*** Given entries ***
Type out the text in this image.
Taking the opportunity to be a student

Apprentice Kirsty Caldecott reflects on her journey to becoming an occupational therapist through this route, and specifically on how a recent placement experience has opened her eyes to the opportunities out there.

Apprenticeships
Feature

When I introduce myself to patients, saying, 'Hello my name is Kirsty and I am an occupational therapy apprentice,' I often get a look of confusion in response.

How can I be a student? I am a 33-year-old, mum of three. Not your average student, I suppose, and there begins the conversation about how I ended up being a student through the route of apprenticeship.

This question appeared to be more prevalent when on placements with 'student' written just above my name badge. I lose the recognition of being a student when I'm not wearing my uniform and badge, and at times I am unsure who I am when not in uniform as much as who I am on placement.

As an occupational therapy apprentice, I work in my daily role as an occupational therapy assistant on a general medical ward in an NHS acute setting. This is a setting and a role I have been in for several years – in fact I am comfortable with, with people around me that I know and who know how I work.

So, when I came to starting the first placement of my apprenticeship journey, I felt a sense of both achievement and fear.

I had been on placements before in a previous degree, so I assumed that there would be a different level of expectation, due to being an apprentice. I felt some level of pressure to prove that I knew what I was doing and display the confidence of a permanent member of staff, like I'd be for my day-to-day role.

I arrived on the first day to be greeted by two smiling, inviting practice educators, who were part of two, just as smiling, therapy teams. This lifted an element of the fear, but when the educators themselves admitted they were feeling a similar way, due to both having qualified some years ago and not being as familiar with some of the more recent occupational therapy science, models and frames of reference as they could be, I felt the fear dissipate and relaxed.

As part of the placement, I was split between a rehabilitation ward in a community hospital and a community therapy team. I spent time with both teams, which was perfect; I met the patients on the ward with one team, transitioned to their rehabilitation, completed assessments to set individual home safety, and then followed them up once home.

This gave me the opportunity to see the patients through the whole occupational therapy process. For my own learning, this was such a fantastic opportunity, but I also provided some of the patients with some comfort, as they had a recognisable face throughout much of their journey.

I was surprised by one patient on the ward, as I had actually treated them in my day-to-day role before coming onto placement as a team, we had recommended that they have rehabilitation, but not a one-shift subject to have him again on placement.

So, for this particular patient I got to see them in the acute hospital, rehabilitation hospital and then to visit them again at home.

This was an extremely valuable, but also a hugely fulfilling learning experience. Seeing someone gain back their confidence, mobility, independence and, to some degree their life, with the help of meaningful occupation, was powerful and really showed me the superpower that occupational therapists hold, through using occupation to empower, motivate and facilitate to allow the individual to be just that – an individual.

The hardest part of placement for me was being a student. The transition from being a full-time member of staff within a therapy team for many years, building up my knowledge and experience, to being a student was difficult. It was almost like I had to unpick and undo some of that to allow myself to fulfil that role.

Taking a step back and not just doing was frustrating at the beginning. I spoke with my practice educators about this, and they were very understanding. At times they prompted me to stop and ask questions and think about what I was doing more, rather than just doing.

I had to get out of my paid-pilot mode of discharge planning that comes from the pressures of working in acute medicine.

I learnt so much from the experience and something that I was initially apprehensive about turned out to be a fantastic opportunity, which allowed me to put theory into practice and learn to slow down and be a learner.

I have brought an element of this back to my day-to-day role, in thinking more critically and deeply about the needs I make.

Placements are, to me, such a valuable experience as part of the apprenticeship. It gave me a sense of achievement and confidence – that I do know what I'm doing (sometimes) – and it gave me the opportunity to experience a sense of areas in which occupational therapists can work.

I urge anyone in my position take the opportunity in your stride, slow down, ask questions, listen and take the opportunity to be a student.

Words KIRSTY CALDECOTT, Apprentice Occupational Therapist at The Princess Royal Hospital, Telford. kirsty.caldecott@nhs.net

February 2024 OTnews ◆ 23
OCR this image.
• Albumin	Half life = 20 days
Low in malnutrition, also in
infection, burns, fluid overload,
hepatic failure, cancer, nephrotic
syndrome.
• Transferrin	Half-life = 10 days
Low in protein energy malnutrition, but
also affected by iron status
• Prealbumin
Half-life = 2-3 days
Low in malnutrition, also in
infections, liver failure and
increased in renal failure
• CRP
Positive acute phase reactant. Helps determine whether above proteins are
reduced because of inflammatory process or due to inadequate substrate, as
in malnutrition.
*** End of Given entries ***
Having read the records above, reproduce each one exactly.

Written solution:
Type out the text in this image.
Taking the opportunity to be a student

Apprentice Kirsty Caldecott reflects on her journey to becoming an occupational therapist through this route, and specifically on how a recent placement experience has opened her eyes to the opportunities out there.

Apprenticeships
Feature

When I introduce myself to patients, saying, 'Hello my name is Kirsty and I am an occupational therapy apprentice,' I often get a look of confusion in response.

How can I be a student? I am a 33-year-old, mum of three. Not your average student, I suppose, and there begins the conversation about how I ended up being a student through the route of apprenticeship.

This question appeared to be more prevalent when on placements with 'student' written just above my name badge. I lose the recognition of being a student when I'm not wearing my uniform and badge, and at times I am unsure who I am when not in uniform as much as who I am on placement.

As an occupational therapy apprentice, I work in my daily role as an occupational therapy assistant on a general medical ward in an NHS acute setting. This is a setting and a role I have been in for several years – in fact I am comfortable with, with people around me that I know and who know how I work.

So, when I came to starting the first placement of my apprenticeship journey, I felt a sense of both achievement and fear.

I had been on placements before in a previous degree, so I assumed that there would be a different level of expectation, due to being an apprentice. I felt some level of pressure to prove that I knew what I was doing and display the confidence of a permanent member of staff, like I'd be for my day-to-day role.

I arrived on the first day to be greeted by two smiling, inviting practice educators, who were part of two, just as smiling, therapy teams. This lifted an element of the fear, but when the educators themselves admitted they were feeling a similar way, due to both having qualified some years ago and not being as familiar with some of the more recent occupational therapy science, models and frames of reference as they could be, I felt the fear dissipate and relaxed.

As part of the placement, I was split between a rehabilitation ward in a community hospital and a community therapy team. I spent time with both teams, which was perfect; I met the patients on the ward with one team, transitioned to their rehabilitation, completed assessments to set individual home safety, and then followed them up once home.

This gave me the opportunity to see the patients through the whole occupational therapy process. For my own learning, this was such a fantastic opportunity, but I also provided some of the patients with some comfort, as they had a recognisable face throughout much of their journey.

I was surprised by one patient on the ward, as I had actually treated them in my day-to-day role before coming onto placement as a team, we had recommended that they have rehabilitation, but not a one-shift subject to have him again on placement.

So, for this particular patient I got to see them in the acute hospital, rehabilitation hospital and then to visit them again at home.

This was an extremely valuable, but also a hugely fulfilling learning experience. Seeing someone gain back their confidence, mobility, independence and, to some degree their life, with the help of meaningful occupation, was powerful and really showed me the superpower that occupational therapists hold, through using occupation to empower, motivate and facilitate to allow the individual to be just that – an individual.

The hardest part of placement for me was being a student. The transition from being a full-time member of staff within a therapy team for many years, building up my knowledge and experience, to being a student was difficult. It was almost like I had to unpick and undo some of that to allow myself to fulfil that role.

Taking a step back and not just doing was frustrating at the beginning. I spoke with my practice educators about this, and they were very understanding. At times they prompted me to stop and ask questions and think about what I was doing more, rather than just doing.

I had to get out of my paid-pilot mode of discharge planning that comes from the pressures of working in acute medicine.

I learnt so much from the experience and something that I was initially apprehensive about turned out to be a fantastic opportunity, which allowed me to put theory into practice and learn to slow down and be a learner.

I have brought an element of this back to my day-to-day role, in thinking more critically and deeply about the needs I make.

Placements are, to me, such a valuable experience as part of the apprenticeship. It gave me a sense of achievement and confidence – that I do know what I'm doing (sometimes) – and it gave me the opportunity to experience a sense of areas in which occupational therapists can work.

I urge anyone in my position take the opportunity in your stride, slow down, ask questions, listen and take the opportunity to be a student.

Words KIRSTY CALDECOTT, Apprentice Occupational Therapist at The Princess Royal Hospital, Telford. kirsty.caldecott@nhs.net

February 2024 OTnews ◆ 23
OCR this image.
• Albumin	Half life = 20 days
Low in malnutrition, also in
infection, burns, fluid overload,
hepatic failure, cancer, nephrotic
syndrome.
• Transferrin	Half-life = 10 days
Low in protein energy malnutrition, but
also affected by iron status
• Prealbumin
Half-life = 2-3 days
Low in malnutrition, also in
infections, liver failure and
increased in renal failure
• CRP
Positive acute phase reactant. Helps determine whether above proteins are
reduced because of inflammatory process or due to inadequate substrate, as
in malnutrition.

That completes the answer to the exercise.